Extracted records
— begin —

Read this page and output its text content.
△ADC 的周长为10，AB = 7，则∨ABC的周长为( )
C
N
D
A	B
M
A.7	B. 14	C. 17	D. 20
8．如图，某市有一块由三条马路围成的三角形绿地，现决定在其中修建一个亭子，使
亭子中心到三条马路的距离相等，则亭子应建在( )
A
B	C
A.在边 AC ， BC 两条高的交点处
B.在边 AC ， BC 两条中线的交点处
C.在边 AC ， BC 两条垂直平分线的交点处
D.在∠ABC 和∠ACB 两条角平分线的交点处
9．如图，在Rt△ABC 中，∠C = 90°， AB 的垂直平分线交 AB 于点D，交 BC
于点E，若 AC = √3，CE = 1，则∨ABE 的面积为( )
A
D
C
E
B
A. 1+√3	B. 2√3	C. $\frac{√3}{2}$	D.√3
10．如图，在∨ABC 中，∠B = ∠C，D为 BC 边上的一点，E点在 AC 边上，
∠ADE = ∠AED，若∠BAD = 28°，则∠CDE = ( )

— end —

Written exercise:
Extract each line from the listing above, please, and repeat it exactly.

Exercise solution:
Read this page and output its text content.
△ADC 的周长为10，AB = 7，则∨ABC的周长为( )
C
N
D
A	B
M
A.7	B. 14	C. 17	D. 20
8．如图，某市有一块由三条马路围成的三角形绿地，现决定在其中修建一个亭子，使
亭子中心到三条马路的距离相等，则亭子应建在( )
A
B	C
A.在边 AC ， BC 两条高的交点处
B.在边 AC ， BC 两条中线的交点处
C.在边 AC ， BC 两条垂直平分线的交点处
D.在∠ABC 和∠ACB 两条角平分线的交点处
9．如图，在Rt△ABC 中，∠C = 90°， AB 的垂直平分线交 AB 于点D，交 BC
于点E，若 AC = √3，CE = 1，则∨ABE 的面积为( )
A
D
C
E
B
A. 1+√3	B. 2√3	C. $\frac{√3}{2}$	D.√3
10．如图，在∨ABC 中，∠B = ∠C，D为 BC 边上的一点，E点在 AC 边上，
∠ADE = ∠AED，若∠BAD = 28°，则∠CDE = ( )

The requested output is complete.